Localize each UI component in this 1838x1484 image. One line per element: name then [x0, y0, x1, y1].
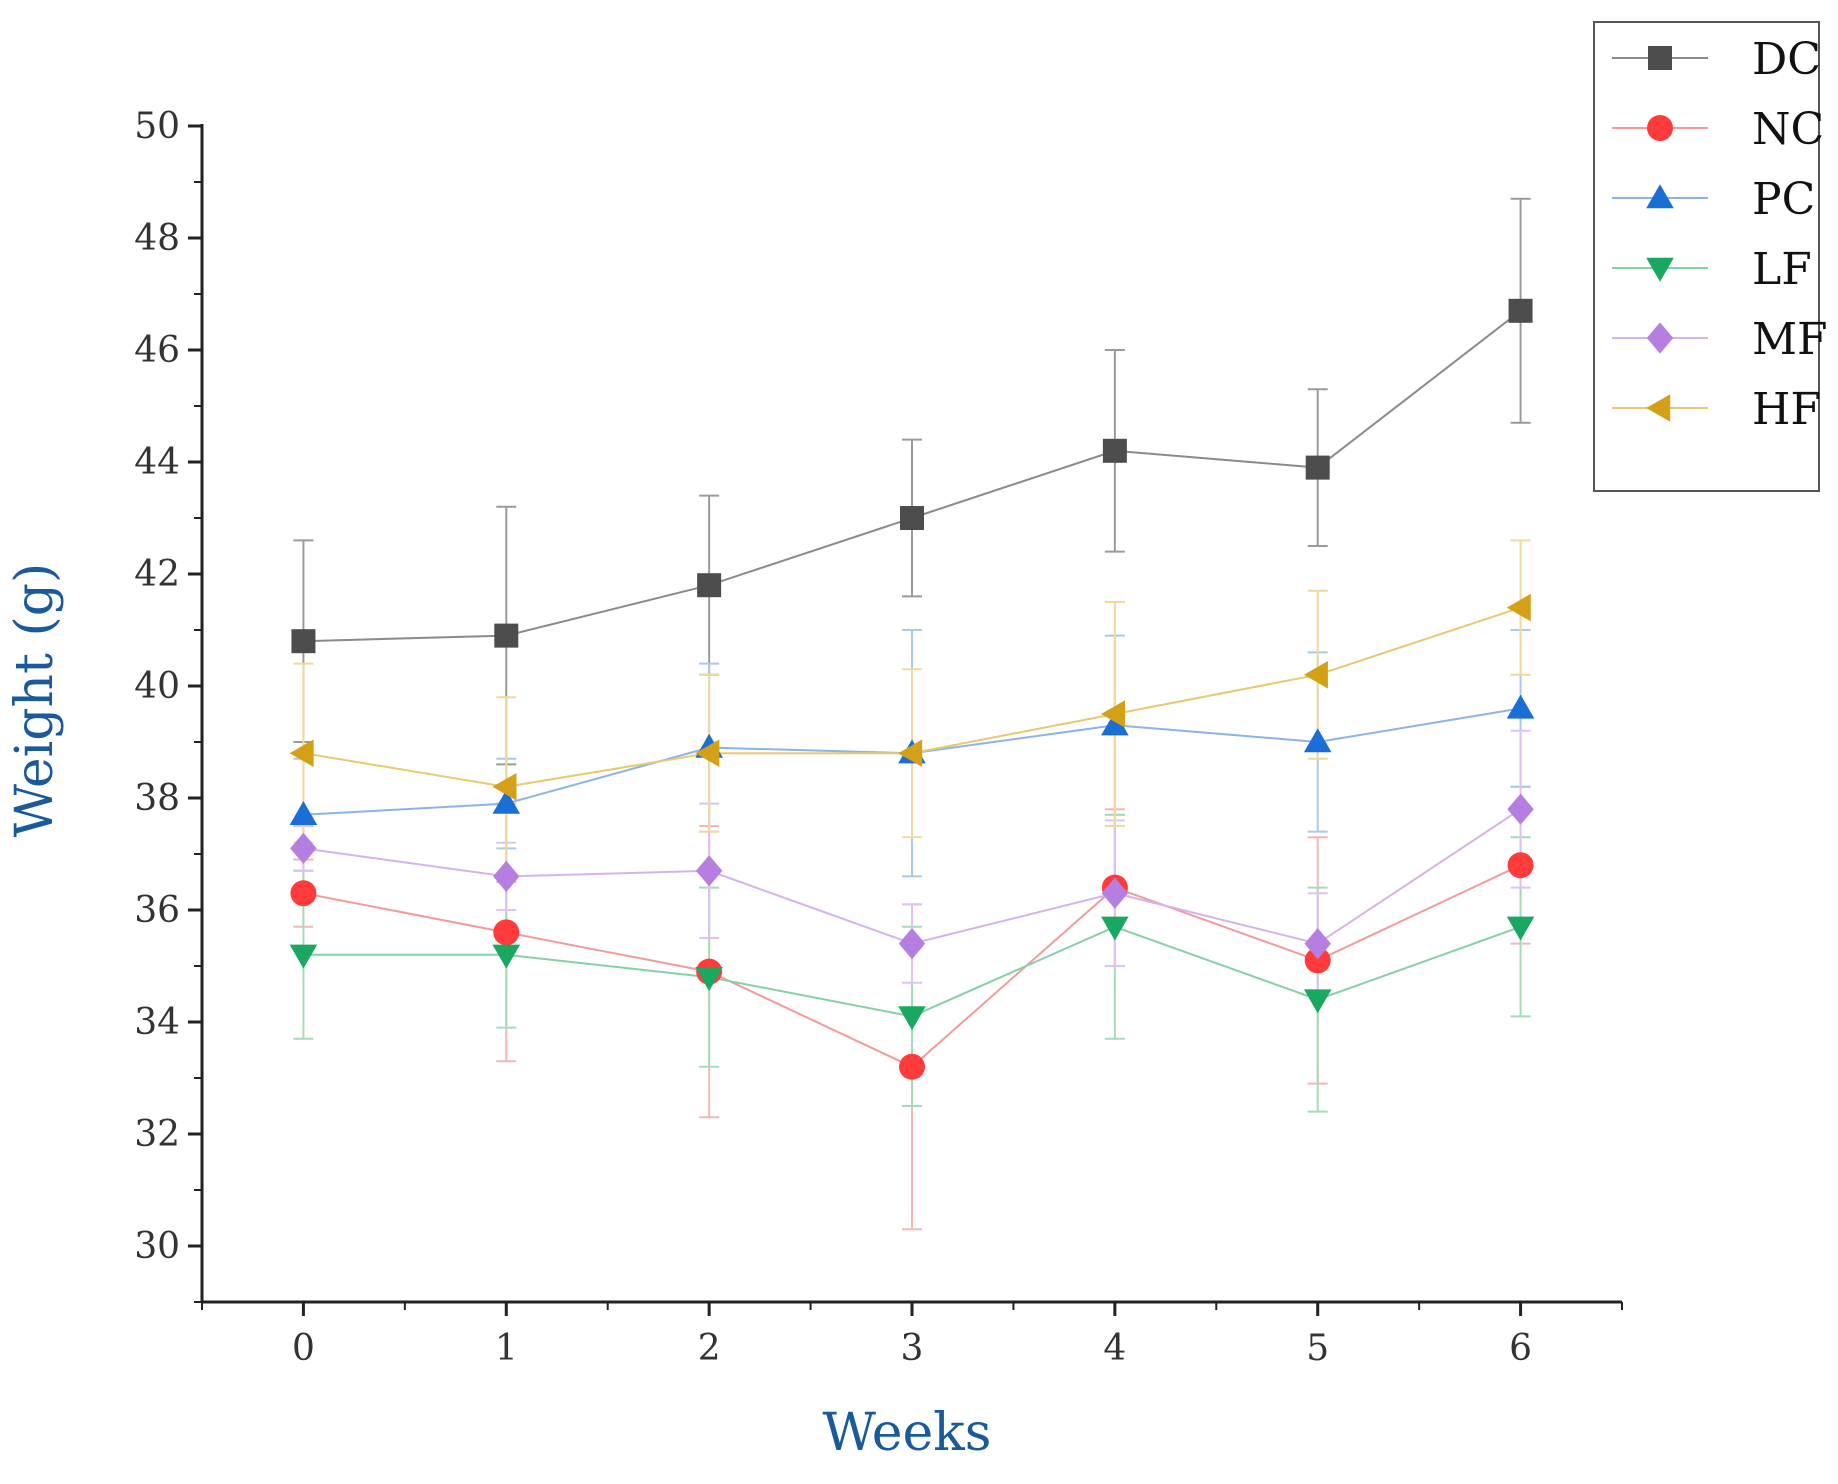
data-point-mf: [493, 860, 520, 892]
data-point-mf: [1304, 928, 1331, 960]
data-point-pc: [492, 789, 521, 814]
data-point-hf: [1506, 593, 1531, 622]
data-point-lf: [1101, 916, 1129, 941]
data-point-hf: [492, 773, 517, 801]
y-tick-label: 34: [134, 1002, 180, 1043]
data-point-pc: [289, 801, 318, 825]
y-tick-label: 42: [134, 554, 180, 595]
data-point-lf: [1303, 989, 1332, 1014]
y-tick-label: 48: [134, 218, 180, 259]
data-point-dc: [1508, 298, 1533, 323]
legend-items: DC NC PC LF MF HF: [1612, 34, 1828, 435]
plot-area: [289, 197, 1535, 1231]
legend-marker-nc: [1647, 115, 1673, 141]
legend-label-nc: NC: [1752, 104, 1824, 155]
data-point-pc: [1303, 728, 1332, 753]
legend-marker-hf: [1646, 394, 1671, 422]
y-tick-label: 46: [134, 330, 180, 371]
y-axis-title: Weight (g): [5, 563, 65, 838]
y-tick-label: 50: [134, 106, 180, 147]
data-point-nc: [493, 919, 520, 946]
data-point-dc: [494, 623, 519, 648]
data-point-hf: [289, 739, 314, 767]
data-point-pc: [1101, 711, 1129, 736]
data-point-hf: [695, 739, 720, 767]
legend-marker-dc: [1648, 46, 1672, 70]
x-tick-label: 2: [698, 1328, 721, 1369]
y-tick-label: 40: [134, 666, 180, 707]
legend: DC NC PC LF MF HF: [1593, 21, 1828, 492]
data-point-nc: [1304, 947, 1331, 974]
data-point-lf: [695, 967, 723, 991]
data-point-hf: [1303, 661, 1328, 689]
data-point-lf: [492, 944, 521, 969]
data-point-dc: [1102, 438, 1127, 463]
x-tick-label: 6: [1509, 1328, 1532, 1369]
legend-label-dc: DC: [1752, 34, 1821, 85]
data-point-lf: [289, 944, 318, 969]
data-point-dc: [697, 573, 722, 598]
data-point-hf: [898, 739, 923, 767]
x-tick-label: 1: [495, 1328, 518, 1369]
x-tick-label: 3: [901, 1328, 924, 1369]
legend-label-pc: PC: [1752, 174, 1815, 225]
y-tick-label: 36: [134, 890, 180, 931]
x-axis-title: Weeks: [823, 1403, 992, 1463]
data-point-hf: [1101, 700, 1126, 728]
data-point-mf: [898, 928, 926, 960]
data-point-nc: [1507, 852, 1534, 879]
y-tick-label: 32: [134, 1114, 180, 1155]
legend-marker-mf: [1646, 322, 1674, 354]
data-point-dc: [900, 506, 924, 530]
data-point-nc: [290, 880, 317, 907]
y-tick-label: 30: [134, 1226, 180, 1267]
data-point-mf: [695, 855, 723, 887]
legend-marker-pc: [1646, 184, 1674, 209]
data-point-lf: [1506, 916, 1535, 941]
legend-label-hf: HF: [1752, 384, 1821, 435]
legend-label-mf: MF: [1752, 314, 1828, 365]
data-point-mf: [1507, 793, 1534, 825]
data-point-dc: [1305, 455, 1330, 480]
data-point-nc: [899, 1053, 925, 1080]
legend-marker-lf: [1646, 257, 1674, 282]
legend-label-lf: LF: [1752, 244, 1812, 295]
legend-box: [1593, 21, 1820, 492]
data-point-lf: [898, 1006, 926, 1031]
data-point-dc: [291, 629, 316, 654]
data-point-pc: [1506, 694, 1535, 719]
y-tick-label: 44: [134, 442, 180, 483]
x-tick-label: 4: [1103, 1328, 1126, 1369]
x-tick-label: 5: [1306, 1328, 1329, 1369]
y-tick-label: 38: [134, 778, 180, 819]
data-point-mf: [290, 832, 317, 864]
markers: [289, 298, 1535, 1080]
x-tick-label: 0: [292, 1328, 315, 1369]
data-point-mf: [1101, 877, 1129, 909]
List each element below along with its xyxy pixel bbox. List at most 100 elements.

__________

### Problem description:
Collect each line in the records above that contains the word "title".

### Correct response:
y-axis-title: Weight (g): [5, 563, 65, 838]
x-axis-title: Weeks: [823, 1403, 992, 1463]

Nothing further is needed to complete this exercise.